> _Figure content listings_
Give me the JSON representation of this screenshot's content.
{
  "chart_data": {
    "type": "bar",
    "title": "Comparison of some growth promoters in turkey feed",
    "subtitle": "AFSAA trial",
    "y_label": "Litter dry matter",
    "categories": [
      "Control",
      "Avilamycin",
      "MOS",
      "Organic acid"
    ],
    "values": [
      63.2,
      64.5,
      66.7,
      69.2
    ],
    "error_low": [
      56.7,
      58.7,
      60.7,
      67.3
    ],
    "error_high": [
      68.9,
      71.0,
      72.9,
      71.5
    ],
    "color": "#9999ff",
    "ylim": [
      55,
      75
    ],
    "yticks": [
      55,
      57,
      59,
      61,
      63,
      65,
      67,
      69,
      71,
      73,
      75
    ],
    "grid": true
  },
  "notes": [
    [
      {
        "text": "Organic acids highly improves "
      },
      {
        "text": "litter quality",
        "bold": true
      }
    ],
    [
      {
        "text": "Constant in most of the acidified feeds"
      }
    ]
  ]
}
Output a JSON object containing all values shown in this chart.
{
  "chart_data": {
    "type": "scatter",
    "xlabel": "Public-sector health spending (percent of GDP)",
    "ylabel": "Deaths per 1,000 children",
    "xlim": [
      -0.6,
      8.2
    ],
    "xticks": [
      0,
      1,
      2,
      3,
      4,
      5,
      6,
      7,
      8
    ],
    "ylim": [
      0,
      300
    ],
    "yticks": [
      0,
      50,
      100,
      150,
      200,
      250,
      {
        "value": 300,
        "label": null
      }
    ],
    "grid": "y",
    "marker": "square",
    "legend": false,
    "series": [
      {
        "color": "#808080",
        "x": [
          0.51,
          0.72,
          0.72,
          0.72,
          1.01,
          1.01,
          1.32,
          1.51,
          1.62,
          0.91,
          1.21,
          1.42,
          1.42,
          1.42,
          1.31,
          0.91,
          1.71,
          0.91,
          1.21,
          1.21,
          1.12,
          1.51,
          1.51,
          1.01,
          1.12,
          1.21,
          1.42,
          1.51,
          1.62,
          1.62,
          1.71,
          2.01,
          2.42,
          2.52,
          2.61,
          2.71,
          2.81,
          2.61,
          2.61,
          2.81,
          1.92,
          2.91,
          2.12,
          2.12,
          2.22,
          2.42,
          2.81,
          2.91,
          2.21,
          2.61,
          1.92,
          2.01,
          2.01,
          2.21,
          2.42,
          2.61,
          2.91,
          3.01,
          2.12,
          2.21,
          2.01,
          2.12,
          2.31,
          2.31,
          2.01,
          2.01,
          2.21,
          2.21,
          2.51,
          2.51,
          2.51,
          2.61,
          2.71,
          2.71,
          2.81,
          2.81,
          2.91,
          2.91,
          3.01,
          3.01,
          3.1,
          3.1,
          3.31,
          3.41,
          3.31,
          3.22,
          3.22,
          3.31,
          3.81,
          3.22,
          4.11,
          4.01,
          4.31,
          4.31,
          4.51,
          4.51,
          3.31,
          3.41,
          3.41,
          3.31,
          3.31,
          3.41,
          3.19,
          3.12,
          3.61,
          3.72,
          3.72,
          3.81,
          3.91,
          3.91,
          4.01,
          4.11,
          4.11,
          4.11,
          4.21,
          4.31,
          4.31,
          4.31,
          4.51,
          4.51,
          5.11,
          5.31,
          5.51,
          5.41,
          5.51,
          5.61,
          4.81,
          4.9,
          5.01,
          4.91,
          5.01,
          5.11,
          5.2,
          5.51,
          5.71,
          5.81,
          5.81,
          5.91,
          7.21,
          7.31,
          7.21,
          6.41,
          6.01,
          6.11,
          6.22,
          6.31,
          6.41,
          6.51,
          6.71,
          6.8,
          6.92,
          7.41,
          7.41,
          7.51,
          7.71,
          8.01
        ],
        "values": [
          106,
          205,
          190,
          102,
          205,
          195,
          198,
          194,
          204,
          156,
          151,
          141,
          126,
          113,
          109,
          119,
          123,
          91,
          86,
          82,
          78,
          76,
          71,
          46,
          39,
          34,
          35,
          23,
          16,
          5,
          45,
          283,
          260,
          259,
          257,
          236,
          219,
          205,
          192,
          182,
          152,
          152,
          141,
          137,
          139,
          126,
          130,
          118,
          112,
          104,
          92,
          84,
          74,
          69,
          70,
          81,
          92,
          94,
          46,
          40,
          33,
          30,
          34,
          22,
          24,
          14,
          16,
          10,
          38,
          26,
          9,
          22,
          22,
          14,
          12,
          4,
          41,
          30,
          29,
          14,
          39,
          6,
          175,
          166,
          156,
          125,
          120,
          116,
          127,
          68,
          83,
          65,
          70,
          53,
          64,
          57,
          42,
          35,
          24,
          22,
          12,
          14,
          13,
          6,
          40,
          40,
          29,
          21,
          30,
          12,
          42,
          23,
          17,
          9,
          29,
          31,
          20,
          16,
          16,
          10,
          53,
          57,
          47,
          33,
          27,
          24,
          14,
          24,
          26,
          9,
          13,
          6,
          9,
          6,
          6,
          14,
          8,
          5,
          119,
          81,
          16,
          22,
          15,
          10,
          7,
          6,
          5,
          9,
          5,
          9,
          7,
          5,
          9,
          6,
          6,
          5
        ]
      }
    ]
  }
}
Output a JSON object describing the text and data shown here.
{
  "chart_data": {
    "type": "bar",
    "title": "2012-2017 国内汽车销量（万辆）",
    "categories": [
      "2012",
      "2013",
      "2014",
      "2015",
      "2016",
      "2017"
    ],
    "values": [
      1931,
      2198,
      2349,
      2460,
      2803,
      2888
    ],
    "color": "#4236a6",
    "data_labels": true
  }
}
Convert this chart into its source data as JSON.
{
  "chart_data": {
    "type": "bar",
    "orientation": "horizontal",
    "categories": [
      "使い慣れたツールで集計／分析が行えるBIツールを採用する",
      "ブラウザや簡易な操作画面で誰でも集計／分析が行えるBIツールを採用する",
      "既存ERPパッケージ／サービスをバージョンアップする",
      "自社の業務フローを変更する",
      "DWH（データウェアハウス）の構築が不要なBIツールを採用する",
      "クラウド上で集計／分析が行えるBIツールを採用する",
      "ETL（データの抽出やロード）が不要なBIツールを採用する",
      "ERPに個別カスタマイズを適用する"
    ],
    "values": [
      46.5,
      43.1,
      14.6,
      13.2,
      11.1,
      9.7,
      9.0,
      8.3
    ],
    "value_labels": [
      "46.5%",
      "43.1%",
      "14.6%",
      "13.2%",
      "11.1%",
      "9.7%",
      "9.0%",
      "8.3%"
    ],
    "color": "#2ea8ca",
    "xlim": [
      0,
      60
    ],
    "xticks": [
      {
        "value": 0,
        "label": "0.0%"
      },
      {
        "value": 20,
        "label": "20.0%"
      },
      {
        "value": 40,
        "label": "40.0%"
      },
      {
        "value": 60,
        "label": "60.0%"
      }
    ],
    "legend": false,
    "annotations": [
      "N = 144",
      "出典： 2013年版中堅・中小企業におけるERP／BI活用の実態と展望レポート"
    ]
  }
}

> _The task_
Copy every record exactly as presented.

> _Finished answer_
Give me the JSON representation of this screenshot's content.
{
  "chart_data": {
    "type": "bar",
    "title": "Comparison of some growth promoters in turkey feed",
    "subtitle": "AFSAA trial",
    "y_label": "Litter dry matter",
    "categories": [
      "Control",
      "Avilamycin",
      "MOS",
      "Organic acid"
    ],
    "values": [
      63.2,
      64.5,
      66.7,
      69.2
    ],
    "error_low": [
      56.7,
      58.7,
      60.7,
      67.3
    ],
    "error_high": [
      68.9,
      71.0,
      72.9,
      71.5
    ],
    "color": "#9999ff",
    "ylim": [
      55,
      75
    ],
    "yticks": [
      55,
      57,
      59,
      61,
      63,
      65,
      67,
      69,
      71,
      73,
      75
    ],
    "grid": true
  },
  "notes": [
    [
      {
        "text": "Organic acids highly improves "
      },
      {
        "text": "litter quality",
        "bold": true
      }
    ],
    [
      {
        "text": "Constant in most of the acidified feeds"
      }
    ]
  ]
}
Output a JSON object containing all values shown in this chart.
{
  "chart_data": {
    "type": "scatter",
    "xlabel": "Public-sector health spending (percent of GDP)",
    "ylabel": "Deaths per 1,000 children",
    "xlim": [
      -0.6,
      8.2
    ],
    "xticks": [
      0,
      1,
      2,
      3,
      4,
      5,
      6,
      7,
      8
    ],
    "ylim": [
      0,
      300
    ],
    "yticks": [
      0,
      50,
      100,
      150,
      200,
      250,
      {
        "value": 300,
        "label": null
      }
    ],
    "grid": "y",
    "marker": "square",
    "legend": false,
    "series": [
      {
        "color": "#808080",
        "x": [
          0.51,
          0.72,
          0.72,
          0.72,
          1.01,
          1.01,
          1.32,
          1.51,
          1.62,
          0.91,
          1.21,
          1.42,
          1.42,
          1.42,
          1.31,
          0.91,
          1.71,
          0.91,
          1.21,
          1.21,
          1.12,
          1.51,
          1.51,
          1.01,
          1.12,
          1.21,
          1.42,
          1.51,
          1.62,
          1.62,
          1.71,
          2.01,
          2.42,
          2.52,
          2.61,
          2.71,
          2.81,
          2.61,
          2.61,
          2.81,
          1.92,
          2.91,
          2.12,
          2.12,
          2.22,
          2.42,
          2.81,
          2.91,
          2.21,
          2.61,
          1.92,
          2.01,
          2.01,
          2.21,
          2.42,
          2.61,
          2.91,
          3.01,
          2.12,
          2.21,
          2.01,
          2.12,
          2.31,
          2.31,
          2.01,
          2.01,
          2.21,
          2.21,
          2.51,
          2.51,
          2.51,
          2.61,
          2.71,
          2.71,
          2.81,
          2.81,
          2.91,
          2.91,
          3.01,
          3.01,
          3.1,
          3.1,
          3.31,
          3.41,
          3.31,
          3.22,
          3.22,
          3.31,
          3.81,
          3.22,
          4.11,
          4.01,
          4.31,
          4.31,
          4.51,
          4.51,
          3.31,
          3.41,
          3.41,
          3.31,
          3.31,
          3.41,
          3.19,
          3.12,
          3.61,
          3.72,
          3.72,
          3.81,
          3.91,
          3.91,
          4.01,
          4.11,
          4.11,
          4.11,
          4.21,
          4.31,
          4.31,
          4.31,
          4.51,
          4.51,
          5.11,
          5.31,
          5.51,
          5.41,
          5.51,
          5.61,
          4.81,
          4.9,
          5.01,
          4.91,
          5.01,
          5.11,
          5.2,
          5.51,
          5.71,
          5.81,
          5.81,
          5.91,
          7.21,
          7.31,
          7.21,
          6.41,
          6.01,
          6.11,
          6.22,
          6.31,
          6.41,
          6.51,
          6.71,
          6.8,
          6.92,
          7.41,
          7.41,
          7.51,
          7.71,
          8.01
        ],
        "values": [
          106,
          205,
          190,
          102,
          205,
          195,
          198,
          194,
          204,
          156,
          151,
          141,
          126,
          113,
          109,
          119,
          123,
          91,
          86,
          82,
          78,
          76,
          71,
          46,
          39,
          34,
          35,
          23,
          16,
          5,
          45,
          283,
          260,
          259,
          257,
          236,
          219,
          205,
          192,
          182,
          152,
          152,
          141,
          137,
          139,
          126,
          130,
          118,
          112,
          104,
          92,
          84,
          74,
          69,
          70,
          81,
          92,
          94,
          46,
          40,
          33,
          30,
          34,
          22,
          24,
          14,
          16,
          10,
          38,
          26,
          9,
          22,
          22,
          14,
          12,
          4,
          41,
          30,
          29,
          14,
          39,
          6,
          175,
          166,
          156,
          125,
          120,
          116,
          127,
          68,
          83,
          65,
          70,
          53,
          64,
          57,
          42,
          35,
          24,
          22,
          12,
          14,
          13,
          6,
          40,
          40,
          29,
          21,
          30,
          12,
          42,
          23,
          17,
          9,
          29,
          31,
          20,
          16,
          16,
          10,
          53,
          57,
          47,
          33,
          27,
          24,
          14,
          24,
          26,
          9,
          13,
          6,
          9,
          6,
          6,
          14,
          8,
          5,
          119,
          81,
          16,
          22,
          15,
          10,
          7,
          6,
          5,
          9,
          5,
          9,
          7,
          5,
          9,
          6,
          6,
          5
        ]
      }
    ]
  }
}
Output a JSON object describing the text and data shown here.
{
  "chart_data": {
    "type": "bar",
    "title": "2012-2017 国内汽车销量（万辆）",
    "categories": [
      "2012",
      "2013",
      "2014",
      "2015",
      "2016",
      "2017"
    ],
    "values": [
      1931,
      2198,
      2349,
      2460,
      2803,
      2888
    ],
    "color": "#4236a6",
    "data_labels": true
  }
}
Convert this chart into its source data as JSON.
{
  "chart_data": {
    "type": "bar",
    "orientation": "horizontal",
    "categories": [
      "使い慣れたツールで集計／分析が行えるBIツールを採用する",
      "ブラウザや簡易な操作画面で誰でも集計／分析が行えるBIツールを採用する",
      "既存ERPパッケージ／サービスをバージョンアップする",
      "自社の業務フローを変更する",
      "DWH（データウェアハウス）の構築が不要なBIツールを採用する",
      "クラウド上で集計／分析が行えるBIツールを採用する",
      "ETL（データの抽出やロード）が不要なBIツールを採用する",
      "ERPに個別カスタマイズを適用する"
    ],
    "values": [
      46.5,
      43.1,
      14.6,
      13.2,
      11.1,
      9.7,
      9.0,
      8.3
    ],
    "value_labels": [
      "46.5%",
      "43.1%",
      "14.6%",
      "13.2%",
      "11.1%",
      "9.7%",
      "9.0%",
      "8.3%"
    ],
    "color": "#2ea8ca",
    "xlim": [
      0,
      60
    ],
    "xticks": [
      {
        "value": 0,
        "label": "0.0%"
      },
      {
        "value": 20,
        "label": "20.0%"
      },
      {
        "value": 40,
        "label": "40.0%"
      },
      {
        "value": 60,
        "label": "60.0%"
      }
    ],
    "legend": false,
    "annotations": [
      "N = 144",
      "出典： 2013年版中堅・中小企業におけるERP／BI活用の実態と展望レポート"
    ]
  }
}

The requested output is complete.